>> Begin Source records
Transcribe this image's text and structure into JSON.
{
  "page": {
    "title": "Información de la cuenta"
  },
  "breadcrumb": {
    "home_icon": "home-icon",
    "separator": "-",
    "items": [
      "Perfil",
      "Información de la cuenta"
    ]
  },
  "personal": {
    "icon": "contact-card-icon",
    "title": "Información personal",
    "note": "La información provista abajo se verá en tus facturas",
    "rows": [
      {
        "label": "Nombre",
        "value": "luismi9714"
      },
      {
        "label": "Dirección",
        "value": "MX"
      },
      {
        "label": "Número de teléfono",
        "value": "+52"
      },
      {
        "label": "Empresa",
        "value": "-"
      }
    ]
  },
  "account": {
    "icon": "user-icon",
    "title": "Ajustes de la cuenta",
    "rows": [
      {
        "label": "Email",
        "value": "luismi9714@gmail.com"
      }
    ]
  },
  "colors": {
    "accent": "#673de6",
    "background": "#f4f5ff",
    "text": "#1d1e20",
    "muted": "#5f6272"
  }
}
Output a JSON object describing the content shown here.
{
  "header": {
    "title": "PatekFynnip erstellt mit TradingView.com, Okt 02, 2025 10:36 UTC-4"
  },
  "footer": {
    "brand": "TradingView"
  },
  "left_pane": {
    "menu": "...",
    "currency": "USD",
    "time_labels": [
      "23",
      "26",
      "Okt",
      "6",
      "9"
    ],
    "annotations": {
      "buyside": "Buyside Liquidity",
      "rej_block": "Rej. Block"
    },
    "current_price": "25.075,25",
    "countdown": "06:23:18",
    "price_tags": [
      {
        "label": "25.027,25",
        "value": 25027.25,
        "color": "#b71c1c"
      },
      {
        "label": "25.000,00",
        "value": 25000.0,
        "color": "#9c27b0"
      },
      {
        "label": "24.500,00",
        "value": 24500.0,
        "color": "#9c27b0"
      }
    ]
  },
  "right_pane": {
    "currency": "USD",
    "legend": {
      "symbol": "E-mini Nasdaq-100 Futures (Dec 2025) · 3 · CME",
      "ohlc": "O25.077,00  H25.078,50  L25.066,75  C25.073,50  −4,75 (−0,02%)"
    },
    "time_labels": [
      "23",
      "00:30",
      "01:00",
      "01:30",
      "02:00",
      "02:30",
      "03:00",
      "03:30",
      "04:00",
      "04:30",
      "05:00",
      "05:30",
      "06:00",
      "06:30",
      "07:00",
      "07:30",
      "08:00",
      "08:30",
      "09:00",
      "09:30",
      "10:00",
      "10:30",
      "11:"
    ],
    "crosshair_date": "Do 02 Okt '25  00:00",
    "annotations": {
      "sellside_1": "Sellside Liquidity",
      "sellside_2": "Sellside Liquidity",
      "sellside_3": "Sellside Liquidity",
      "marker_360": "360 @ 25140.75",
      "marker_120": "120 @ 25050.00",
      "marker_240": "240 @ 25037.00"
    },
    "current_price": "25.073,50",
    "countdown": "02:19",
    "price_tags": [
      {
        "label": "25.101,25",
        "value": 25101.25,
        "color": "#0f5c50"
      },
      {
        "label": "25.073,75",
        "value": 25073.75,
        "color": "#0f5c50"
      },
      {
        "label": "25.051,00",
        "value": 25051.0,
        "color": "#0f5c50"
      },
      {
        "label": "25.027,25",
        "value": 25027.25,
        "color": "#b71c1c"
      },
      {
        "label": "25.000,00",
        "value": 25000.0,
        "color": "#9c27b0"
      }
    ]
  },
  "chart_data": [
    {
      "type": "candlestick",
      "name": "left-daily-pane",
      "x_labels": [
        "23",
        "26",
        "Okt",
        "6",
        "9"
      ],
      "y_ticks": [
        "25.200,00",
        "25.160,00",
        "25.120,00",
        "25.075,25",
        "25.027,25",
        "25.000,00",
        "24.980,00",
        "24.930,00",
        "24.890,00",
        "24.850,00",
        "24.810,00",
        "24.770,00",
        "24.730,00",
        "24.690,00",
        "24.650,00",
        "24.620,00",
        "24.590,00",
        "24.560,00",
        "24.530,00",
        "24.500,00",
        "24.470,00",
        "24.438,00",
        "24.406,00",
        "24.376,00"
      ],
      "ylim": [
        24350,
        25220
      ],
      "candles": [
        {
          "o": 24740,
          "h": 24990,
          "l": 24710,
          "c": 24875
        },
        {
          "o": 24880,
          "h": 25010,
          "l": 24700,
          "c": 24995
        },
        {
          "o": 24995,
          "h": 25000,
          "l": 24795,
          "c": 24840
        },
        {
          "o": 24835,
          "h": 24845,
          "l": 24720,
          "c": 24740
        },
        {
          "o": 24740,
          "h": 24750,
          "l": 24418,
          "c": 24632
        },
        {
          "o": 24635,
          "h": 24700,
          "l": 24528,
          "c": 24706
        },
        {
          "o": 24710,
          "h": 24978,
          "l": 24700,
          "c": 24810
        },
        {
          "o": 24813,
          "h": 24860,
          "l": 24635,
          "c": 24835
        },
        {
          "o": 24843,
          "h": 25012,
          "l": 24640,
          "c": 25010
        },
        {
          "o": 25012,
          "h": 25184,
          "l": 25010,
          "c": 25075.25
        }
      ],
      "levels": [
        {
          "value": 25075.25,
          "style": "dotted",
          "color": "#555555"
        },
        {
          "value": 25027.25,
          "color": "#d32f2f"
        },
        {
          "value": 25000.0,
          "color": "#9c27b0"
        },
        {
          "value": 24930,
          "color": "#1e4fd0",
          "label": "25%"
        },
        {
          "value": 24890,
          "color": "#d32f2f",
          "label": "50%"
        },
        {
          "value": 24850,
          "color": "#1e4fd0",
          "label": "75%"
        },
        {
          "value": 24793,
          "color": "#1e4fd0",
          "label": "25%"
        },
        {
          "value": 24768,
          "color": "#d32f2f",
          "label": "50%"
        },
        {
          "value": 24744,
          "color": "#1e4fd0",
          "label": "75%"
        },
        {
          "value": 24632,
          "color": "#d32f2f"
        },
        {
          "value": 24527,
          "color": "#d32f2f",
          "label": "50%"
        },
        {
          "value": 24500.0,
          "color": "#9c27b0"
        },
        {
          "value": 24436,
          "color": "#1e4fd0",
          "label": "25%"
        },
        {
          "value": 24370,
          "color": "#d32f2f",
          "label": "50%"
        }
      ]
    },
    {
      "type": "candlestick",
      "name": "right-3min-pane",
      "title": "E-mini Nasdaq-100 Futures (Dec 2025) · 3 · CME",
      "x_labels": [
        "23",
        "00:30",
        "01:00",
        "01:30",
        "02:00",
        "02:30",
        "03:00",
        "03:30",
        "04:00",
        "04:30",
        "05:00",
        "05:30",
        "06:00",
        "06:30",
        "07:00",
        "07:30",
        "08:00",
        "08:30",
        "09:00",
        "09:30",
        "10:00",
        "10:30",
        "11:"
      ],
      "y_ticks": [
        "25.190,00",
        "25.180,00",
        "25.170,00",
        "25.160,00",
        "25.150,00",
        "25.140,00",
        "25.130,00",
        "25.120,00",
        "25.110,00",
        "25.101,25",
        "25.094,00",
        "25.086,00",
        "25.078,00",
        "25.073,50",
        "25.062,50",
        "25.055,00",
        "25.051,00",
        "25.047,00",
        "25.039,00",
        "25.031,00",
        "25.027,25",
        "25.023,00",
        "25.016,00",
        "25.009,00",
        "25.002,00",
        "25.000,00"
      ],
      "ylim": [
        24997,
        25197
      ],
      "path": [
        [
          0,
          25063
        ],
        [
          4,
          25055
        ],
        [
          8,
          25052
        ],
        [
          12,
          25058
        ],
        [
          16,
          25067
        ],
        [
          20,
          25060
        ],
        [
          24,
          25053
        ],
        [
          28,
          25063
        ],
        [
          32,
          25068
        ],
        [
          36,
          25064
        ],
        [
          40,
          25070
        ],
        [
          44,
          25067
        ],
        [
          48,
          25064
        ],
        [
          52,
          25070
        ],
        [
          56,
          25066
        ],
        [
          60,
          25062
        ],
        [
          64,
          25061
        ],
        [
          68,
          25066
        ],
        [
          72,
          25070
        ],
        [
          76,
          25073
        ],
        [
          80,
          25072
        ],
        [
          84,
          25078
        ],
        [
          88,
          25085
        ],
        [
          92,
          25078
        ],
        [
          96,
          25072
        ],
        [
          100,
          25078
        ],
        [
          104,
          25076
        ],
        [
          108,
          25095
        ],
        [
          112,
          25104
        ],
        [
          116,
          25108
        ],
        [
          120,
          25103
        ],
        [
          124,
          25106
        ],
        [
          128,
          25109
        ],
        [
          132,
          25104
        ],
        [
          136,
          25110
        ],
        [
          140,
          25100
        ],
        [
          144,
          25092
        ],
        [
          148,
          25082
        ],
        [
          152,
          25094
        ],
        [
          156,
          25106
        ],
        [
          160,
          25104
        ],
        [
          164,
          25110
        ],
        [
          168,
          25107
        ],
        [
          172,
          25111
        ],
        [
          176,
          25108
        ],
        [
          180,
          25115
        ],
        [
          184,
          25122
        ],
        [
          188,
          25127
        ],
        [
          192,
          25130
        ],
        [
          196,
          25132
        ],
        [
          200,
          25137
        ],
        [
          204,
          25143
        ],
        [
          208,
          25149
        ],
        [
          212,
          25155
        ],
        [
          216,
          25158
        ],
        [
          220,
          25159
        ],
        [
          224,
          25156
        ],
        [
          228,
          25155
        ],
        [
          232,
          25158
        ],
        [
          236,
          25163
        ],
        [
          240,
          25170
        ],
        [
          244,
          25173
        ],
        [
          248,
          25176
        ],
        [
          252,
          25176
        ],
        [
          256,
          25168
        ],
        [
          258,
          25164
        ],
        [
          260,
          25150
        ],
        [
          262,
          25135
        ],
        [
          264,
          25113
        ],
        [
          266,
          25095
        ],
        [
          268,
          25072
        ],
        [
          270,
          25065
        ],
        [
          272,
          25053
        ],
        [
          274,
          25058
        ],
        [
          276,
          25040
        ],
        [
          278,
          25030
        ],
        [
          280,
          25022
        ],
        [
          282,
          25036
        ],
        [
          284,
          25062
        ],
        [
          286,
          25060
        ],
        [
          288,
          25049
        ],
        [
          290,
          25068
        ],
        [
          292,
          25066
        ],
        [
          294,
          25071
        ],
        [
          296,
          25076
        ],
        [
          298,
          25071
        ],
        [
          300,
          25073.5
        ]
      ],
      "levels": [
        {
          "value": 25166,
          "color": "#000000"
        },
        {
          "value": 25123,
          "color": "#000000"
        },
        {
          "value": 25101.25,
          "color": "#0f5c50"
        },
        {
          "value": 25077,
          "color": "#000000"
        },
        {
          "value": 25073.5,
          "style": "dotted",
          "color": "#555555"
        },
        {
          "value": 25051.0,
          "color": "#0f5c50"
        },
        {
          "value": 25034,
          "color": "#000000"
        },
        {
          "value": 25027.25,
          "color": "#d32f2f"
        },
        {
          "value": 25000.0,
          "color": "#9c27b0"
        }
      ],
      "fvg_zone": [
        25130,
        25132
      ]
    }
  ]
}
>> End Source records
>> Begin Source records
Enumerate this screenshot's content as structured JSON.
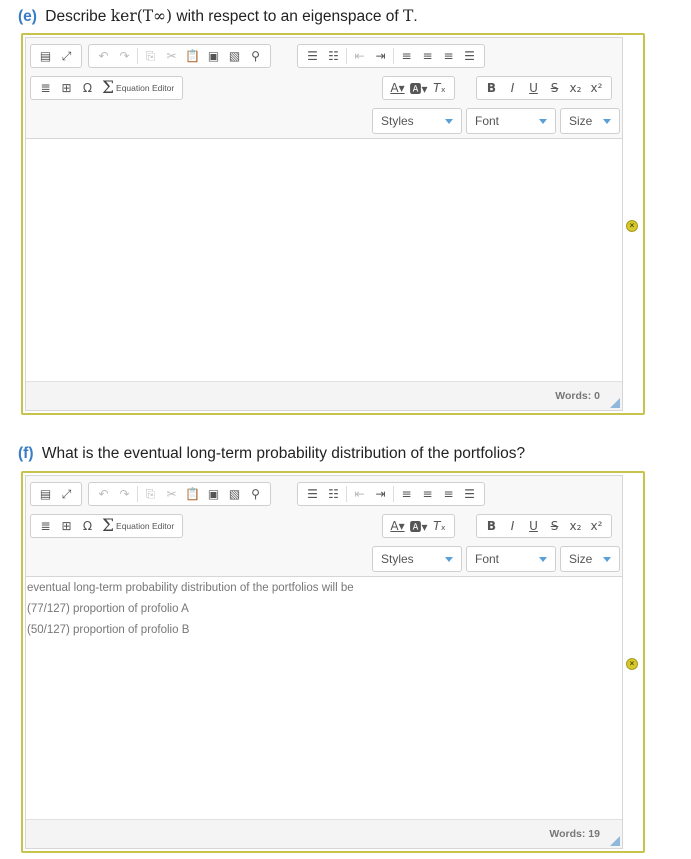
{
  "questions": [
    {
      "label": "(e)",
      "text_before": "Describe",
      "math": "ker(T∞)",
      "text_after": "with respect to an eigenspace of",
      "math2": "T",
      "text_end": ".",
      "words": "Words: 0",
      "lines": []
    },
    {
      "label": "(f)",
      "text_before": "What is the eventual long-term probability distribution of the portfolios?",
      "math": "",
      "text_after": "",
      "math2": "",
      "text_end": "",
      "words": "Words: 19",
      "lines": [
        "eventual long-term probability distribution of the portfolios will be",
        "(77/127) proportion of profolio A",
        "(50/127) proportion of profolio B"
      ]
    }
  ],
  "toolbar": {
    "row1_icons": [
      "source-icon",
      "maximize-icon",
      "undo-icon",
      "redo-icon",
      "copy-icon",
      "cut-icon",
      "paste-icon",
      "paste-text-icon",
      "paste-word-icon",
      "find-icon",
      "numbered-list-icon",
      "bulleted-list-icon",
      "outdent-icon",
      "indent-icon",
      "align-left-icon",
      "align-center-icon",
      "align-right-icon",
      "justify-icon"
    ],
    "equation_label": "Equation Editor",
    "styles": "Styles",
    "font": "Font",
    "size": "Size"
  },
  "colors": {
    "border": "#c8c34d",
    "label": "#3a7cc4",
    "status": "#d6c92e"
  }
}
>> End Source records
>> Begin Source records
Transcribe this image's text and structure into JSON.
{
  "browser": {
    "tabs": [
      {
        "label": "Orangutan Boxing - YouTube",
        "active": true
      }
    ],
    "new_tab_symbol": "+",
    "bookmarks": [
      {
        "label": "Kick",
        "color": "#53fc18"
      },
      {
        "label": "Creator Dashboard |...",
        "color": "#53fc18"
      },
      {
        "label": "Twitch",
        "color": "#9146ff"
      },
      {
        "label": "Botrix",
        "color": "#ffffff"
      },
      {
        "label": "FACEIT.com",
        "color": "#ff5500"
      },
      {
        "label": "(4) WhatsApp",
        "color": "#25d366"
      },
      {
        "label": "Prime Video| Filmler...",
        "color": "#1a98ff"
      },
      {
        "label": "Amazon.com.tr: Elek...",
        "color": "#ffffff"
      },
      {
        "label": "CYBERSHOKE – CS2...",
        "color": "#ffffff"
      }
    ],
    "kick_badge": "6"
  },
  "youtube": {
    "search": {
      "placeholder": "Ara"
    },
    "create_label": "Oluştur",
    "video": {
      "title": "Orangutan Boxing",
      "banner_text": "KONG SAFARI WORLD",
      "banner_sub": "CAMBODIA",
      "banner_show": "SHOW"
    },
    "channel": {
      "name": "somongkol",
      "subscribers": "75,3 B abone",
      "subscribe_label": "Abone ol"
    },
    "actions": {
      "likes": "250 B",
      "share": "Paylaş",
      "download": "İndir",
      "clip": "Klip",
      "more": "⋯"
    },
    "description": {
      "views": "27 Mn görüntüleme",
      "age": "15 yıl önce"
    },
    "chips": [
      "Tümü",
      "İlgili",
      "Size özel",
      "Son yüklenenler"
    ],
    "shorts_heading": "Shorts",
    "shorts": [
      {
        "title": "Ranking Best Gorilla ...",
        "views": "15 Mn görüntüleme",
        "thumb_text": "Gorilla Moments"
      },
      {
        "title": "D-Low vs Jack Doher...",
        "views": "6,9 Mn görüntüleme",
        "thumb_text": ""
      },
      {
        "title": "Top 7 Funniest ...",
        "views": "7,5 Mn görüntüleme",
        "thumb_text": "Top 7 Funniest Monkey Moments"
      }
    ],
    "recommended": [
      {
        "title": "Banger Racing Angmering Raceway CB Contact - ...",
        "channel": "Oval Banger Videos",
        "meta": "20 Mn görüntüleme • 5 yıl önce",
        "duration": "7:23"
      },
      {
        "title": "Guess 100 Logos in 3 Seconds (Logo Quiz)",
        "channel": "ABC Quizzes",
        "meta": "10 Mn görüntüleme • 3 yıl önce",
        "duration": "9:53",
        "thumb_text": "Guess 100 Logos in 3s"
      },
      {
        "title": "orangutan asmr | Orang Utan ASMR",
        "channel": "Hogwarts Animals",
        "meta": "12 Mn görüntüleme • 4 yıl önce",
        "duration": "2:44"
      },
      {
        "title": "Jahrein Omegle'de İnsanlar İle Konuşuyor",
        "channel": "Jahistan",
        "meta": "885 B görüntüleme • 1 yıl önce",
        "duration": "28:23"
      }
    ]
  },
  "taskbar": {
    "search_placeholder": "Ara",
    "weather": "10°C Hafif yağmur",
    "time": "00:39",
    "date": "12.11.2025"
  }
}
>> End Source records
▶ [Given task]:
Tally the lines above that contain the word "proportion", and reply with only the number.

▶ [In response]:
2